◆ Task: Where the data below has the string "title", return the whole line.

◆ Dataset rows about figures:

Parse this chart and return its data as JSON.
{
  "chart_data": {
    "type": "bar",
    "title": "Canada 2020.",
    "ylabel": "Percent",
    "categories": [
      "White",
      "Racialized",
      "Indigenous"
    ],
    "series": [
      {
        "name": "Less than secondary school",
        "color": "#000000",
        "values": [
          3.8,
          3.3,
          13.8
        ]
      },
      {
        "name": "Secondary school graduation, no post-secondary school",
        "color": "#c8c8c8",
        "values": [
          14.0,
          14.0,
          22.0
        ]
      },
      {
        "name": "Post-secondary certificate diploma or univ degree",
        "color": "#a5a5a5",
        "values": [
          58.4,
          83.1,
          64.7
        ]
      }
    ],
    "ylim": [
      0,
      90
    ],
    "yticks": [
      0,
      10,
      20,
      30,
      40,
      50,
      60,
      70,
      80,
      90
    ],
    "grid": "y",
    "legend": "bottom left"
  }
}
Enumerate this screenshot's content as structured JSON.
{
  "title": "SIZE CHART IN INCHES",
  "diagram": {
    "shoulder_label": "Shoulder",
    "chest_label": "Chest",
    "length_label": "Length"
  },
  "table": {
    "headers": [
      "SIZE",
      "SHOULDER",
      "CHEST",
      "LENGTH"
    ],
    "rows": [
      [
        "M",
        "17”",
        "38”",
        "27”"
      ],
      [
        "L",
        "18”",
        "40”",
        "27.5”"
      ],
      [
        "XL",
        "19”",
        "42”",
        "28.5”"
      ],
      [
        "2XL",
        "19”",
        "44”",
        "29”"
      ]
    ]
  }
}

◆ Solution to this task:
    "title": "Canada 2020.",
  "title": "SIZE CHART IN INCHES",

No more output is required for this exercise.